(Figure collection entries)
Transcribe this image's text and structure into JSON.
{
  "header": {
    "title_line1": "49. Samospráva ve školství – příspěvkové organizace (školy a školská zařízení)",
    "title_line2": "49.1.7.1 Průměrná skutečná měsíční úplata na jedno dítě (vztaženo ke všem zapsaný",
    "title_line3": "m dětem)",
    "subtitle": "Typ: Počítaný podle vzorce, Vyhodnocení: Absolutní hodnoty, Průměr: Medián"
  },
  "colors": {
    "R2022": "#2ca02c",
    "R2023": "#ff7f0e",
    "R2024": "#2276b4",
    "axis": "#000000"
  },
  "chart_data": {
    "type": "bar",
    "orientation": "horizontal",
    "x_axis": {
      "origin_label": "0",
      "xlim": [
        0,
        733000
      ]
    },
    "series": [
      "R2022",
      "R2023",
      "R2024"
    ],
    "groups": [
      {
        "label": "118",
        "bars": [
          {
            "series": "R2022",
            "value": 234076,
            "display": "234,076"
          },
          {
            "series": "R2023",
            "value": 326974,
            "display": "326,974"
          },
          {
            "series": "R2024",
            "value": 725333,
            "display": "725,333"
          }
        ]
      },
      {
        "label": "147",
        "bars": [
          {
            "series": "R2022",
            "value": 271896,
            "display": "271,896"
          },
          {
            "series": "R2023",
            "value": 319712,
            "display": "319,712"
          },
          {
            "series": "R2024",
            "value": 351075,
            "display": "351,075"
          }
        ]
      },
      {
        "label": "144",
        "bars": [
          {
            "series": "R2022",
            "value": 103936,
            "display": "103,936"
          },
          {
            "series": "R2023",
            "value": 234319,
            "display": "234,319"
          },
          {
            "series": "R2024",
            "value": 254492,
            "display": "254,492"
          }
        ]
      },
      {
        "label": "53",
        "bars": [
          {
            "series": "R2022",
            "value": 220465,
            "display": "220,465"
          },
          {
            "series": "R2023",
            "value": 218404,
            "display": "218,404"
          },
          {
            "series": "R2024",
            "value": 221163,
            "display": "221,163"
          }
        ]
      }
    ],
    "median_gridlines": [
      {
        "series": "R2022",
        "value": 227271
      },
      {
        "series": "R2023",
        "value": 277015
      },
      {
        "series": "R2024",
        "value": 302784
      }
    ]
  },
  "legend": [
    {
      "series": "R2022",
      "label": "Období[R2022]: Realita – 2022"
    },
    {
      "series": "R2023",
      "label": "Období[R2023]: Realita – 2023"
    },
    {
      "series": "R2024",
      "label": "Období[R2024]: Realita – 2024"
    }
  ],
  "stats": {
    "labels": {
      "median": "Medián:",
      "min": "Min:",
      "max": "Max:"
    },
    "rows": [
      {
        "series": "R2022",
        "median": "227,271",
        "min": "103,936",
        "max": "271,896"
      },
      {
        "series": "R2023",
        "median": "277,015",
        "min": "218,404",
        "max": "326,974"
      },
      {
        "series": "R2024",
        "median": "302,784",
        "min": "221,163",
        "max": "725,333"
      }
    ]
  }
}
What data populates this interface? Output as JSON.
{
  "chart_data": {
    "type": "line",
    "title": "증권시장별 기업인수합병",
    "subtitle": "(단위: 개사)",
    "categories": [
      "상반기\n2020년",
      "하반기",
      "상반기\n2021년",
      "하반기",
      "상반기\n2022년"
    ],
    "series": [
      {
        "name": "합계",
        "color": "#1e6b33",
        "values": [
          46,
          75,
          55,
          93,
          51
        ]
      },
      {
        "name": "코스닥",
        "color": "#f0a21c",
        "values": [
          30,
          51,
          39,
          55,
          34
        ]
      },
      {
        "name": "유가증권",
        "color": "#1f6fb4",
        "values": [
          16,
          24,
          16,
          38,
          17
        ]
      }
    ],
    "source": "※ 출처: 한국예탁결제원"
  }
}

DIRECTIVE:
Please output the entire listing exactly as it stands.

SOLUTION:
Transcribe this image's text and structure into JSON.
{
  "header": {
    "title_line1": "49. Samospráva ve školství – příspěvkové organizace (školy a školská zařízení)",
    "title_line2": "49.1.7.1 Průměrná skutečná měsíční úplata na jedno dítě (vztaženo ke všem zapsaný",
    "title_line3": "m dětem)",
    "subtitle": "Typ: Počítaný podle vzorce, Vyhodnocení: Absolutní hodnoty, Průměr: Medián"
  },
  "colors": {
    "R2022": "#2ca02c",
    "R2023": "#ff7f0e",
    "R2024": "#2276b4",
    "axis": "#000000"
  },
  "chart_data": {
    "type": "bar",
    "orientation": "horizontal",
    "x_axis": {
      "origin_label": "0",
      "xlim": [
        0,
        733000
      ]
    },
    "series": [
      "R2022",
      "R2023",
      "R2024"
    ],
    "groups": [
      {
        "label": "118",
        "bars": [
          {
            "series": "R2022",
            "value": 234076,
            "display": "234,076"
          },
          {
            "series": "R2023",
            "value": 326974,
            "display": "326,974"
          },
          {
            "series": "R2024",
            "value": 725333,
            "display": "725,333"
          }
        ]
      },
      {
        "label": "147",
        "bars": [
          {
            "series": "R2022",
            "value": 271896,
            "display": "271,896"
          },
          {
            "series": "R2023",
            "value": 319712,
            "display": "319,712"
          },
          {
            "series": "R2024",
            "value": 351075,
            "display": "351,075"
          }
        ]
      },
      {
        "label": "144",
        "bars": [
          {
            "series": "R2022",
            "value": 103936,
            "display": "103,936"
          },
          {
            "series": "R2023",
            "value": 234319,
            "display": "234,319"
          },
          {
            "series": "R2024",
            "value": 254492,
            "display": "254,492"
          }
        ]
      },
      {
        "label": "53",
        "bars": [
          {
            "series": "R2022",
            "value": 220465,
            "display": "220,465"
          },
          {
            "series": "R2023",
            "value": 218404,
            "display": "218,404"
          },
          {
            "series": "R2024",
            "value": 221163,
            "display": "221,163"
          }
        ]
      }
    ],
    "median_gridlines": [
      {
        "series": "R2022",
        "value": 227271
      },
      {
        "series": "R2023",
        "value": 277015
      },
      {
        "series": "R2024",
        "value": 302784
      }
    ]
  },
  "legend": [
    {
      "series": "R2022",
      "label": "Období[R2022]: Realita – 2022"
    },
    {
      "series": "R2023",
      "label": "Období[R2023]: Realita – 2023"
    },
    {
      "series": "R2024",
      "label": "Období[R2024]: Realita – 2024"
    }
  ],
  "stats": {
    "labels": {
      "median": "Medián:",
      "min": "Min:",
      "max": "Max:"
    },
    "rows": [
      {
        "series": "R2022",
        "median": "227,271",
        "min": "103,936",
        "max": "271,896"
      },
      {
        "series": "R2023",
        "median": "277,015",
        "min": "218,404",
        "max": "326,974"
      },
      {
        "series": "R2024",
        "median": "302,784",
        "min": "221,163",
        "max": "725,333"
      }
    ]
  }
}
What data populates this interface? Output as JSON.
{
  "chart_data": {
    "type": "line",
    "title": "증권시장별 기업인수합병",
    "subtitle": "(단위: 개사)",
    "categories": [
      "상반기\n2020년",
      "하반기",
      "상반기\n2021년",
      "하반기",
      "상반기\n2022년"
    ],
    "series": [
      {
        "name": "합계",
        "color": "#1e6b33",
        "values": [
          46,
          75,
          55,
          93,
          51
        ]
      },
      {
        "name": "코스닥",
        "color": "#f0a21c",
        "values": [
          30,
          51,
          39,
          55,
          34
        ]
      },
      {
        "name": "유가증권",
        "color": "#1f6fb4",
        "values": [
          16,
          24,
          16,
          38,
          17
        ]
      }
    ],
    "source": "※ 출처: 한국예탁결제원"
  }
}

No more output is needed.